### To be done
Tally the lines holding the word "this" and state the count by itself.
--- begin ---
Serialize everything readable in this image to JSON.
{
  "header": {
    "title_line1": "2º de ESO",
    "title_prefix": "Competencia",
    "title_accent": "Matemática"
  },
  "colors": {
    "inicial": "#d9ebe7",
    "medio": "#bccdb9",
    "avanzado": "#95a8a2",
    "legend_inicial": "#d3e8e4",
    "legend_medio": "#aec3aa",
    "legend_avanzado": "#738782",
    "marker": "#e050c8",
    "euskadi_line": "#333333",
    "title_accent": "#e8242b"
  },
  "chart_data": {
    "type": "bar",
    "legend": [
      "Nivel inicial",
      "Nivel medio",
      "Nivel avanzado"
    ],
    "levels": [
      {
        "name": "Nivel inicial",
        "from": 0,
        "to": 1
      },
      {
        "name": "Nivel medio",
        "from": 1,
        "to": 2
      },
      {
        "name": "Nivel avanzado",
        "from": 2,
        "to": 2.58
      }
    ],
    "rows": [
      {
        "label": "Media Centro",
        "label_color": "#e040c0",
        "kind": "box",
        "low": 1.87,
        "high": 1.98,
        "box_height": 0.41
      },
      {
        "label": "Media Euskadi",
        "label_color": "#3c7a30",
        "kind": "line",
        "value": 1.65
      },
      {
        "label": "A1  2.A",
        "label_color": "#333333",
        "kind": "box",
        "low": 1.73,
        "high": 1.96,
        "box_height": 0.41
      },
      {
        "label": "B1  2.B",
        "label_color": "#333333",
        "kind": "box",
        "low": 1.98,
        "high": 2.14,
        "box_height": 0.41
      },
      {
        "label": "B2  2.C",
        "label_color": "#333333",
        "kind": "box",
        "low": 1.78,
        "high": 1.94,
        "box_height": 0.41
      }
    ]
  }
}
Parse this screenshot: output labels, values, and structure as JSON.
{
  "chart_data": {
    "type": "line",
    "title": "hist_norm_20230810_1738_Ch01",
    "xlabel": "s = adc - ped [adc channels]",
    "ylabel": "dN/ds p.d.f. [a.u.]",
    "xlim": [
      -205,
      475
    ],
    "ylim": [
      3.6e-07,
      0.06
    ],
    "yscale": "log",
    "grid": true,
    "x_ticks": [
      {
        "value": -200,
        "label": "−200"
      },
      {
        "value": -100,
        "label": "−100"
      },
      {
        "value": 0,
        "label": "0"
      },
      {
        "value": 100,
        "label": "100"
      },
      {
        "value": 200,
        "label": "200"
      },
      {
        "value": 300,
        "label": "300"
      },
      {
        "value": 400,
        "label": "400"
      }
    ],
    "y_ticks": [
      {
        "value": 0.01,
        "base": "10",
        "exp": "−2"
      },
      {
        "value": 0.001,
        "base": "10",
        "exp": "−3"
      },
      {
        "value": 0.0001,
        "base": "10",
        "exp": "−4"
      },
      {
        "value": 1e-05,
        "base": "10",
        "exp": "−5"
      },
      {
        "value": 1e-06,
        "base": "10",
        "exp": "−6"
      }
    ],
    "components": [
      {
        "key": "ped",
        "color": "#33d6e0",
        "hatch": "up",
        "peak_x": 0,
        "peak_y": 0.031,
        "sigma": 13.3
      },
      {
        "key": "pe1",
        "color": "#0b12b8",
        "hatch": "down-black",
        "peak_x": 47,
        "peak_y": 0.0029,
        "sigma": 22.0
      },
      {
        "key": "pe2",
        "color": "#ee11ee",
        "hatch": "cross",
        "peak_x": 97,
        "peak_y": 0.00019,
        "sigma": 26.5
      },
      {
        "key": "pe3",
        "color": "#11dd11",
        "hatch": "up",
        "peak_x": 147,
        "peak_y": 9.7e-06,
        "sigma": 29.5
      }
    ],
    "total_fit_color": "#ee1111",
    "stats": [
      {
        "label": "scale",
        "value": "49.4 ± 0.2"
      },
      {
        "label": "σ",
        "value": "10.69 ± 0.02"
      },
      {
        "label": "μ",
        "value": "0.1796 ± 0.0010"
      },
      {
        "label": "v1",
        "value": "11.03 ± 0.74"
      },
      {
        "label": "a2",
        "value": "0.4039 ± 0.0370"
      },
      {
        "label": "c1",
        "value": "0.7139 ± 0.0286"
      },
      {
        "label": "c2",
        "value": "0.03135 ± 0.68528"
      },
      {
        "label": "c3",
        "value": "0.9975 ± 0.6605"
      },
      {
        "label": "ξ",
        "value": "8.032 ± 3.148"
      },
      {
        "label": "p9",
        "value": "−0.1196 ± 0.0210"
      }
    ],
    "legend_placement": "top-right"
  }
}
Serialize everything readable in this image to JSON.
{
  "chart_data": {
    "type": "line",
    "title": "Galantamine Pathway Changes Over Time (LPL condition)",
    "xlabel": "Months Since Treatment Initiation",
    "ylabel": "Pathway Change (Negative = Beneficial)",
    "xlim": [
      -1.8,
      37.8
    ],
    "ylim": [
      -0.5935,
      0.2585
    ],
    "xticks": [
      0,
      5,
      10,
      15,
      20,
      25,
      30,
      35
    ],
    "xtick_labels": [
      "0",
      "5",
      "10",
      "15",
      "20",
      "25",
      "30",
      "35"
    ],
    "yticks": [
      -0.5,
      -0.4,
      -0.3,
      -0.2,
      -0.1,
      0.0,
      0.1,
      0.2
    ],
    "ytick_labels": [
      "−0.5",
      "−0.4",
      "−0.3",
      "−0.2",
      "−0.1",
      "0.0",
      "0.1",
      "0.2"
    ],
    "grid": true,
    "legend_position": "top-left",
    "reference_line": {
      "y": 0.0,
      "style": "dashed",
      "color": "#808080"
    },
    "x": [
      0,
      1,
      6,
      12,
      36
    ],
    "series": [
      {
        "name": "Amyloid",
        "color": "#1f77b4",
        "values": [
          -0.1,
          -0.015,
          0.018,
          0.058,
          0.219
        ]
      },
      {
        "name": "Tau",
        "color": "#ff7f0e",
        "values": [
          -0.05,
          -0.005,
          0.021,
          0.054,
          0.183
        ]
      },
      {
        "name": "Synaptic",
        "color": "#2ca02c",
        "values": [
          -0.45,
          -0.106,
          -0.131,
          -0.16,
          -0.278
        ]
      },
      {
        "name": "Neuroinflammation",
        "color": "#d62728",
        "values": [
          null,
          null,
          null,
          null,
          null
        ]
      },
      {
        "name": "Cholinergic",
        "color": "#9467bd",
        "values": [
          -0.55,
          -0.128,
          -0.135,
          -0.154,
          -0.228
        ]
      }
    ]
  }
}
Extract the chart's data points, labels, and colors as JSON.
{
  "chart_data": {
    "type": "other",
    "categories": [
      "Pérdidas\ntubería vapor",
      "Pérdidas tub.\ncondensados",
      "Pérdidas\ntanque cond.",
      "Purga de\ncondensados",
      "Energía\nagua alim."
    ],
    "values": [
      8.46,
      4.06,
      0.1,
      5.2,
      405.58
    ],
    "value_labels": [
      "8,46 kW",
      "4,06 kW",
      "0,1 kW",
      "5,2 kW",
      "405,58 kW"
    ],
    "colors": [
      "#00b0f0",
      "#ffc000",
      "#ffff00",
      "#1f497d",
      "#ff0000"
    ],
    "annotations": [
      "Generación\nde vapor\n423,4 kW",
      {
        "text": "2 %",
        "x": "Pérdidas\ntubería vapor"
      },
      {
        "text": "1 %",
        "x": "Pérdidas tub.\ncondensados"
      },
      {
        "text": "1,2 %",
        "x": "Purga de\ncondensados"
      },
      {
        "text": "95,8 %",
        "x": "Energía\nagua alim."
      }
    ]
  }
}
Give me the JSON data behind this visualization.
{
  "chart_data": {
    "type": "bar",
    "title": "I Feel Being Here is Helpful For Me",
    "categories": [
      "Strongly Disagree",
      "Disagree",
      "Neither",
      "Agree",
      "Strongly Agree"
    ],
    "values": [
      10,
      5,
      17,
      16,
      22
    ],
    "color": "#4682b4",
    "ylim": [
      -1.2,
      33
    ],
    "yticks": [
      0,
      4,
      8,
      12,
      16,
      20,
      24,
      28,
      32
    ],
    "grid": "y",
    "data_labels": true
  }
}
--- end ---
### Finished task
4